• **Task instructions**:
Isolate every line in the data with the string "водный" and copy it.

---------- The data

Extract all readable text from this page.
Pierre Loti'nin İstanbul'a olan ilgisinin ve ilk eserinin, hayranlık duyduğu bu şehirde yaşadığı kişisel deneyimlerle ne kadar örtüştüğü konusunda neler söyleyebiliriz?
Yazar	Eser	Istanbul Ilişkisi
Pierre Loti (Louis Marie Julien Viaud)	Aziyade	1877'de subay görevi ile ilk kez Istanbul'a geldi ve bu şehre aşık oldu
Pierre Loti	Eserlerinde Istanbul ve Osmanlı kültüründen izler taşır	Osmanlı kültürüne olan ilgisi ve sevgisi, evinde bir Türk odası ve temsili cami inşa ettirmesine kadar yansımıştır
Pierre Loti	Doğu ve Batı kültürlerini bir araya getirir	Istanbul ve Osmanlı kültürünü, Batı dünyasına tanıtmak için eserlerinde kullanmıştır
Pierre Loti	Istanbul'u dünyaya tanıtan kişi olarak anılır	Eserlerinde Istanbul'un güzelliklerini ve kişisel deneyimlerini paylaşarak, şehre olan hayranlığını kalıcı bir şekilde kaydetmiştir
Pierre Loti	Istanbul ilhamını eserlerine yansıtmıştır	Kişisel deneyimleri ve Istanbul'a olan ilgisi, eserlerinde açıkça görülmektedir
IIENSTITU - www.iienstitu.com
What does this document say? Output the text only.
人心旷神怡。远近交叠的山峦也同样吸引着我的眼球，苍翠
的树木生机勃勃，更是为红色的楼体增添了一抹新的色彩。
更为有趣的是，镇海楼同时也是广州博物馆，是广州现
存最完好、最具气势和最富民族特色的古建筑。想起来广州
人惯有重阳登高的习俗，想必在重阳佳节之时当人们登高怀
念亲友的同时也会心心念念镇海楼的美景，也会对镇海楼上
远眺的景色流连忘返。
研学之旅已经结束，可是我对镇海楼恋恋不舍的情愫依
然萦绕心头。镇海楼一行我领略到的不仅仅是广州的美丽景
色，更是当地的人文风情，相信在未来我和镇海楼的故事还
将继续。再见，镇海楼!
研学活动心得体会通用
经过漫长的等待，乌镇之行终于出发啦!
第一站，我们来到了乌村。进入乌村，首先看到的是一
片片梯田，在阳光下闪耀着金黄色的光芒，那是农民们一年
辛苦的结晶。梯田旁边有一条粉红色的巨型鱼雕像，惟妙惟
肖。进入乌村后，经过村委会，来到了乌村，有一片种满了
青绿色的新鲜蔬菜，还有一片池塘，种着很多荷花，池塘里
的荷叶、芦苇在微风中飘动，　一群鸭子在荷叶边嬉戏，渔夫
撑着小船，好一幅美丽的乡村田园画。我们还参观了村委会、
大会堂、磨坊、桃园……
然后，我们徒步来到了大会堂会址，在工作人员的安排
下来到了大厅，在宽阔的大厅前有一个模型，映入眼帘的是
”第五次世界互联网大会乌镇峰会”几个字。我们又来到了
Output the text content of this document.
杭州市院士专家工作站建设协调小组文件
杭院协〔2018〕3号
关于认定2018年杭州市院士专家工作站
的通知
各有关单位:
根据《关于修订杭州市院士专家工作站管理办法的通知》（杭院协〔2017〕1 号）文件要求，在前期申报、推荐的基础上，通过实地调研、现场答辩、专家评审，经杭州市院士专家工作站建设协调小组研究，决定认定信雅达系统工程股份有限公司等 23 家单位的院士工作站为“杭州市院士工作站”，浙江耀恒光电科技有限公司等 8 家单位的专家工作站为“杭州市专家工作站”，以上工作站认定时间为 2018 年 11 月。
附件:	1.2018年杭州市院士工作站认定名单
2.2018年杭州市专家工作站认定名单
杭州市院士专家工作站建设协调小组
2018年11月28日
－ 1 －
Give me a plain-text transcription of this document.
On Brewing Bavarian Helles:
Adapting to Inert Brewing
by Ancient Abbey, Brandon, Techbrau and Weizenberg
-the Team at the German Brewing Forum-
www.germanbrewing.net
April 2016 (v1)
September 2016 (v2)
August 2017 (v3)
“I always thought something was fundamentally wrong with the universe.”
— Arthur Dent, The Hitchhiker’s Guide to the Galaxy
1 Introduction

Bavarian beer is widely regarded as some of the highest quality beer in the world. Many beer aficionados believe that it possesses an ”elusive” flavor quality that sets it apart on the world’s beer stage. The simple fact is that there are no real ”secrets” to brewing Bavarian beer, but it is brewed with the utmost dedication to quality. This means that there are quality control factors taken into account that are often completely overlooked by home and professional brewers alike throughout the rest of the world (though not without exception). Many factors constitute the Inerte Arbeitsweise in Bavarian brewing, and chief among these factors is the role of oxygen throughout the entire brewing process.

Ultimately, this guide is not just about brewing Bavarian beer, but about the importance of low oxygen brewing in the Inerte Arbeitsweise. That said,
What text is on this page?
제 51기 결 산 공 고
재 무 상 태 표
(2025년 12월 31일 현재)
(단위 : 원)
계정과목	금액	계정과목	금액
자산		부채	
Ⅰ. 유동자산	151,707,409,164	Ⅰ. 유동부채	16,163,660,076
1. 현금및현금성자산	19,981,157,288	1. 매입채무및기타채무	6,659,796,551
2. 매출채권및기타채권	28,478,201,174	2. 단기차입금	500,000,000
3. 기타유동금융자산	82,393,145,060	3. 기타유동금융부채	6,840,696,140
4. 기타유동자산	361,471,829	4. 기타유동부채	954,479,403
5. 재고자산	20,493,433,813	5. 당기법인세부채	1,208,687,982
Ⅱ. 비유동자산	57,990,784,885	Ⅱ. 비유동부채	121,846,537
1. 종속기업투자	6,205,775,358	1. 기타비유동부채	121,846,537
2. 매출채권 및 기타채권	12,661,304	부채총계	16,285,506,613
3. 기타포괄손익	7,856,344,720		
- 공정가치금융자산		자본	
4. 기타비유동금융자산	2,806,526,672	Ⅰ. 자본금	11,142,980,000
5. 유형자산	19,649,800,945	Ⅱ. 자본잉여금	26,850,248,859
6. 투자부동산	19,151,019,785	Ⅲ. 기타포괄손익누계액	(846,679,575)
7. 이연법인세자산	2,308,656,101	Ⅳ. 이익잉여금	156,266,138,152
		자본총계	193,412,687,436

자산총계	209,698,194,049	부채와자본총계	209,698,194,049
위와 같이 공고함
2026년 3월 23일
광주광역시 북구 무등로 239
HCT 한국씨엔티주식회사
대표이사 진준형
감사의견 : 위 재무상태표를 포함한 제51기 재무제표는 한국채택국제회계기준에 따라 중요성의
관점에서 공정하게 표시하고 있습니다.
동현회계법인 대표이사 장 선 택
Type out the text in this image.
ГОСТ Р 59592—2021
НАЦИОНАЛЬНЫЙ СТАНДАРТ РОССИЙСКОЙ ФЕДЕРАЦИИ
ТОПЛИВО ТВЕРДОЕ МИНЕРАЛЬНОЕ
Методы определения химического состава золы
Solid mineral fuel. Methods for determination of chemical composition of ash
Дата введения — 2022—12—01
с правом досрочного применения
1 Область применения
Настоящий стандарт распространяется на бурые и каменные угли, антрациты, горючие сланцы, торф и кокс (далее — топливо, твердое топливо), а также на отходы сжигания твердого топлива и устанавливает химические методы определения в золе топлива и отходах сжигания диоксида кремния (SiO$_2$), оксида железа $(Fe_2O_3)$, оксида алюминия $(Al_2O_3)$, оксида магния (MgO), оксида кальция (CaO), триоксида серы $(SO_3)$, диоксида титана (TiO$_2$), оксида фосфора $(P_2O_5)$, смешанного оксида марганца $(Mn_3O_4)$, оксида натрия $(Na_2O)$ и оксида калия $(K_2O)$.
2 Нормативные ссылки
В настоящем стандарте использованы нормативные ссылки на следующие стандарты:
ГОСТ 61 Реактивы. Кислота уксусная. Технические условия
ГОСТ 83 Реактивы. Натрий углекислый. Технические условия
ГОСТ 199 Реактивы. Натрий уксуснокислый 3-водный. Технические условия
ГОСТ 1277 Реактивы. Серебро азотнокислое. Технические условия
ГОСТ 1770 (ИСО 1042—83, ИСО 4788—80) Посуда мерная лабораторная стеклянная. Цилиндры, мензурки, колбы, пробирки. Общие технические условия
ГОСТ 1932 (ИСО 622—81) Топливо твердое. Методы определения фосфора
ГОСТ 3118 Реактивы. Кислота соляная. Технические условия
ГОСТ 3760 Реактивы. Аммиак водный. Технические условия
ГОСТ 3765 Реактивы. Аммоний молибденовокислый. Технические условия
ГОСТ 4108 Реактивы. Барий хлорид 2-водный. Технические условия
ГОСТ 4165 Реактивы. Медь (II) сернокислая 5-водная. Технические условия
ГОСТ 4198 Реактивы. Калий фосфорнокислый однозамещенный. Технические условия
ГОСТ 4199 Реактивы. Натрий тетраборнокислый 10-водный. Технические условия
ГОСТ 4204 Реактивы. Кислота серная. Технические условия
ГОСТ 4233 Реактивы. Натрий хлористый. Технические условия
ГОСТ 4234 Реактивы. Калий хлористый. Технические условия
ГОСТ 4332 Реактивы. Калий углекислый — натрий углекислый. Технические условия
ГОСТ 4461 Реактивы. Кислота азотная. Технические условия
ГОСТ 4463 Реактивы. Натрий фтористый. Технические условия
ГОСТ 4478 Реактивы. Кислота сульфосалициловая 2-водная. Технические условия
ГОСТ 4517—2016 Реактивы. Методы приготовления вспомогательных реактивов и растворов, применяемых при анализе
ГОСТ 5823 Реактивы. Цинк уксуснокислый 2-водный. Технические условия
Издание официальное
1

--------------------

• **Exercise output**:
ГОСТ 199 Реактивы. Натрий уксуснокислый 3-водный. Технические условия
ГОСТ 3760 Реактивы. Аммиак водный. Технические условия
ГОСТ 4108 Реактивы. Барий хлорид 2-водный. Технические условия
ГОСТ 4199 Реактивы. Натрий тетраборнокислый 10-водный. Технические условия
ГОСТ 5823 Реактивы. Цинк уксуснокислый 2-водный. Технические условия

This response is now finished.